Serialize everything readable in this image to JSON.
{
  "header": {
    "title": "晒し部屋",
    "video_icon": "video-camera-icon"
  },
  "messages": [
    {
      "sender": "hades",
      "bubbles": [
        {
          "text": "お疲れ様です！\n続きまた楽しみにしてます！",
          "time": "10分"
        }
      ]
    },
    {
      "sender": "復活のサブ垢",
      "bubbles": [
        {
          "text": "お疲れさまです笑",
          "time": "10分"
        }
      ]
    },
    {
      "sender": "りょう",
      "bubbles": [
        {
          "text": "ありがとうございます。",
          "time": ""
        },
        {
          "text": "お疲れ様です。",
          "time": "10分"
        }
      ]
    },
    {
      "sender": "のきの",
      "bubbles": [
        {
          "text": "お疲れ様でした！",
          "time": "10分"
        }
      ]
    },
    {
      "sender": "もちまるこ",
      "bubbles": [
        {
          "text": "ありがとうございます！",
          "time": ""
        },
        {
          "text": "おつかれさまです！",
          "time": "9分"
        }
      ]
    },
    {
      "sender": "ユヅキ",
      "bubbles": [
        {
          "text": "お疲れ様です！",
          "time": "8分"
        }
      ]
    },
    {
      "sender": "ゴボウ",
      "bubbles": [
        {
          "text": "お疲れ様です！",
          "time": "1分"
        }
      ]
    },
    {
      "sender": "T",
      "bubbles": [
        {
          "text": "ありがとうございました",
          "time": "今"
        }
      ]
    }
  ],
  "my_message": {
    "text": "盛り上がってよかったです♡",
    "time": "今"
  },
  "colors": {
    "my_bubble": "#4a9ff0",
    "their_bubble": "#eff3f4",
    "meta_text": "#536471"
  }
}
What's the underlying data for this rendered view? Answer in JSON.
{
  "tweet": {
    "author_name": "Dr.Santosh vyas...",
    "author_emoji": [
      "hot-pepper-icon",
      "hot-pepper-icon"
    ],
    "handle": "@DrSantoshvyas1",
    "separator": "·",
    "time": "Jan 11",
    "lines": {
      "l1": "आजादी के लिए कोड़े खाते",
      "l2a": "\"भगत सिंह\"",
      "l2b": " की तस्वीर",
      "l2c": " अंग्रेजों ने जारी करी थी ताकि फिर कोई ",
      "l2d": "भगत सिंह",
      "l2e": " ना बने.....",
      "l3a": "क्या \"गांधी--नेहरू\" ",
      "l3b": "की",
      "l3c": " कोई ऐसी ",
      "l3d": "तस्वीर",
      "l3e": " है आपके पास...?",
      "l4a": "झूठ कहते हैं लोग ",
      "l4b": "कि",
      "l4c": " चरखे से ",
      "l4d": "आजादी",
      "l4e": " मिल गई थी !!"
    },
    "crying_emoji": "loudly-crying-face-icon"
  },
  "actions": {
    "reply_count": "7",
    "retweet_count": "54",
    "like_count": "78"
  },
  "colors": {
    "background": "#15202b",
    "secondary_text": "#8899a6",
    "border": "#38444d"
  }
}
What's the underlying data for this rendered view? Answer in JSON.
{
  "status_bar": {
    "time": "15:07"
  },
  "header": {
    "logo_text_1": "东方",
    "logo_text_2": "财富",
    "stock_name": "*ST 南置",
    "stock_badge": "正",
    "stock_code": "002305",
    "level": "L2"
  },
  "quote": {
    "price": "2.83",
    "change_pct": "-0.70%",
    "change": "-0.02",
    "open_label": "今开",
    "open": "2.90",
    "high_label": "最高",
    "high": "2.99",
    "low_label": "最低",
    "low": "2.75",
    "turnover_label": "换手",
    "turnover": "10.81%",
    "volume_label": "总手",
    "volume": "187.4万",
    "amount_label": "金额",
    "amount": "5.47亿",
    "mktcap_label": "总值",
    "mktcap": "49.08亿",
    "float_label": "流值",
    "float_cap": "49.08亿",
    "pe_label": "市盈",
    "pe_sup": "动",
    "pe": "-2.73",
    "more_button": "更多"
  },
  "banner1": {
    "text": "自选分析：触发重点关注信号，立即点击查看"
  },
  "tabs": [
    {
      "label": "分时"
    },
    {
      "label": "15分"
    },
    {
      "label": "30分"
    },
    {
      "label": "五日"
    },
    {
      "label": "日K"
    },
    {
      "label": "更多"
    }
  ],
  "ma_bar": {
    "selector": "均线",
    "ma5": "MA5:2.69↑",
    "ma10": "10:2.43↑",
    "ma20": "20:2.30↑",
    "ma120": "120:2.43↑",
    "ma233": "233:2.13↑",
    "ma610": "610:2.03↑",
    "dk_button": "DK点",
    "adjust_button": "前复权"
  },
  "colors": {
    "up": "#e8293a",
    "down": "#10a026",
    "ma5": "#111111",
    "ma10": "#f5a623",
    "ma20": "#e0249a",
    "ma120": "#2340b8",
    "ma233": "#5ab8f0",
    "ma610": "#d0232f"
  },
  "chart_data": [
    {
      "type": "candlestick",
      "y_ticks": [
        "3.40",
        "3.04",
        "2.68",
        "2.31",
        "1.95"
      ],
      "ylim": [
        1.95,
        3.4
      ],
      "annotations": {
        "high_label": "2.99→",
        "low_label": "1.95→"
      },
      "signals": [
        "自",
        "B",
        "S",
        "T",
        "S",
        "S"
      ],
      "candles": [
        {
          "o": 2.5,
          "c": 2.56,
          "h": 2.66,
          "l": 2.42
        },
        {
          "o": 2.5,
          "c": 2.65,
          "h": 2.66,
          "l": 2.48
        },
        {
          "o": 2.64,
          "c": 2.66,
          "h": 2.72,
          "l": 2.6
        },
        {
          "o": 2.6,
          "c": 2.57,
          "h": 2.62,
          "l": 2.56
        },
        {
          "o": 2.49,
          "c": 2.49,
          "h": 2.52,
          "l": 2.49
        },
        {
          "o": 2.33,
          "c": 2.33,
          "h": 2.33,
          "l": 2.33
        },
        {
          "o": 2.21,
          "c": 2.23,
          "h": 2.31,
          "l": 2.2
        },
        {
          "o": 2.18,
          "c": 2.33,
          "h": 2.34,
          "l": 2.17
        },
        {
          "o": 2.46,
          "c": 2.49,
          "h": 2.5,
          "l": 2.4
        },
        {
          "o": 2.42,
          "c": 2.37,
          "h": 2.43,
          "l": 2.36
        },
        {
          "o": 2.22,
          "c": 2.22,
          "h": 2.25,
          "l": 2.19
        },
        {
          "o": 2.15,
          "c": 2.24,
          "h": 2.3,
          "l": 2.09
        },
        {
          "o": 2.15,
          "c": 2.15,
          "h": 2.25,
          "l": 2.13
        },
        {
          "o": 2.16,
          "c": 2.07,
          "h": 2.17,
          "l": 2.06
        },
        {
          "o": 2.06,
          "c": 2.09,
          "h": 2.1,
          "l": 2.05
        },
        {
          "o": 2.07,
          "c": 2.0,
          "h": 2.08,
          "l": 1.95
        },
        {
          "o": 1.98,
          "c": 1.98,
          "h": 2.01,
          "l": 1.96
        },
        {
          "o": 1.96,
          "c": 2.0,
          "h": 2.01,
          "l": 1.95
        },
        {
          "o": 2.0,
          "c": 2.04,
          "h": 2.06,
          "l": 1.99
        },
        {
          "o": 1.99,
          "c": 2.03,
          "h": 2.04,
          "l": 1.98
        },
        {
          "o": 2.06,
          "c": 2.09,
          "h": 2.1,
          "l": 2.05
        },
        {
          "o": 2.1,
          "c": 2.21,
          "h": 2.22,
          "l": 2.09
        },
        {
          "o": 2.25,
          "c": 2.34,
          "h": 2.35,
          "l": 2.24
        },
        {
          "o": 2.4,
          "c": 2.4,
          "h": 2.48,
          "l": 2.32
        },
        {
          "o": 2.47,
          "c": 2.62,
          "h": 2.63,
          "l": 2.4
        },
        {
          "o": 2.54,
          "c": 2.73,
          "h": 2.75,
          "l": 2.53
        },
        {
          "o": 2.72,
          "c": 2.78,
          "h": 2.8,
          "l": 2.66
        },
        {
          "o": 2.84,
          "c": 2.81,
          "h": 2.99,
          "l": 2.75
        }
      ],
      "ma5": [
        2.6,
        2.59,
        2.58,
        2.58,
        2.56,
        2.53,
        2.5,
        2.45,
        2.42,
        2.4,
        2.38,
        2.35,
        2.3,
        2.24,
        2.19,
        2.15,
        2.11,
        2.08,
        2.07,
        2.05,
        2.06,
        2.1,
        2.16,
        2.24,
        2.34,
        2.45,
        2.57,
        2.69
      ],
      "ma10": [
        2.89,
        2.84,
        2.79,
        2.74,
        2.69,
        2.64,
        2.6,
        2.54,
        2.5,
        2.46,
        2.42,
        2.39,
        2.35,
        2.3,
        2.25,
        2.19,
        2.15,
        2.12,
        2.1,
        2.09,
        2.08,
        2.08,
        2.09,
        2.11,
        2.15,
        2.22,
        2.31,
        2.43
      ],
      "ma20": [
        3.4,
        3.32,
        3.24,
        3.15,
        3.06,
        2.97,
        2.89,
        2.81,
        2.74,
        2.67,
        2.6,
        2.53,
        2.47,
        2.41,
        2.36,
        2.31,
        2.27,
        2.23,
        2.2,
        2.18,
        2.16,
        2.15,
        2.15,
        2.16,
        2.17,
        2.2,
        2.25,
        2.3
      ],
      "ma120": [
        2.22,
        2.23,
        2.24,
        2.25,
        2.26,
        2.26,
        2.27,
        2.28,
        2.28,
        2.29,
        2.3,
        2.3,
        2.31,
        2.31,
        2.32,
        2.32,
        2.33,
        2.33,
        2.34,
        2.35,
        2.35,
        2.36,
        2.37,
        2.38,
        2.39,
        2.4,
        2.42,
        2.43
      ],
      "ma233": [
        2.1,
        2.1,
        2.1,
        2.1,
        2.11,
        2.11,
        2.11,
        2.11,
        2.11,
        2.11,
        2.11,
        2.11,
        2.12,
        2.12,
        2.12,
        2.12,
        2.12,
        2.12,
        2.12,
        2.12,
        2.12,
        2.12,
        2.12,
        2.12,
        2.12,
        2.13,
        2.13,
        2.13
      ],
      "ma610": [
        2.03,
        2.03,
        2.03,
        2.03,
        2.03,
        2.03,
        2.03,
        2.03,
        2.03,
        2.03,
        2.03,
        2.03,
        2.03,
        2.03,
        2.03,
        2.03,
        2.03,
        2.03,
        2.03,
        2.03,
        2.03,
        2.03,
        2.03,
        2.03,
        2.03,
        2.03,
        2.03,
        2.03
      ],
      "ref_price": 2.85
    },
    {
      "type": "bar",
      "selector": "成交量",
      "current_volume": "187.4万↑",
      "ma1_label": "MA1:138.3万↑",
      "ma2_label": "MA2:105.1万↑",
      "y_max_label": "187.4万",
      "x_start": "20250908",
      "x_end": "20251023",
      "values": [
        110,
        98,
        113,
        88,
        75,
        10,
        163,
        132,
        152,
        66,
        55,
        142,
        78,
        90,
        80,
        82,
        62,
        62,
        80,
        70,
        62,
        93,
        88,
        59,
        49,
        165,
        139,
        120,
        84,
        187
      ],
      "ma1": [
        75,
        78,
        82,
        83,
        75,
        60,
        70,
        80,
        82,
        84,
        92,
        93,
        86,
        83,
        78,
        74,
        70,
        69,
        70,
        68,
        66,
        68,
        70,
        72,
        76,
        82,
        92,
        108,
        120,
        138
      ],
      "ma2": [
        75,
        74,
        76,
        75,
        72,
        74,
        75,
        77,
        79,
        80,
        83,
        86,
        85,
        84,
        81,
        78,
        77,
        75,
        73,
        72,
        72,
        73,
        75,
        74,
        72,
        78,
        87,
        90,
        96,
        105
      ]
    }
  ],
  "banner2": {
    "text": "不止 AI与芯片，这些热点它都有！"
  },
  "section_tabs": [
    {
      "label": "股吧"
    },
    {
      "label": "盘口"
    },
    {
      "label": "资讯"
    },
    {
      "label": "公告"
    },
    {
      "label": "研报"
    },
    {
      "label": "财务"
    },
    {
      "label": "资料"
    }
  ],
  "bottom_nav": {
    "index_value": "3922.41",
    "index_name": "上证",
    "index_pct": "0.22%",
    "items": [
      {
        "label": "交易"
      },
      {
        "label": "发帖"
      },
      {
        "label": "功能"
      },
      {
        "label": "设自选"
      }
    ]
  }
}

───

■ **SET EXERCISE**
Isolate the lines above that contain the word "sender" and copy them.

■ **WORKED SOLUTION**
      "sender": "hades",
      "sender": "復活のサブ垢",
      "sender": "りょう",
      "sender": "のきの",
      "sender": "もちまるこ",
      "sender": "ユヅキ",
      "sender": "ゴボウ",
      "sender": "T",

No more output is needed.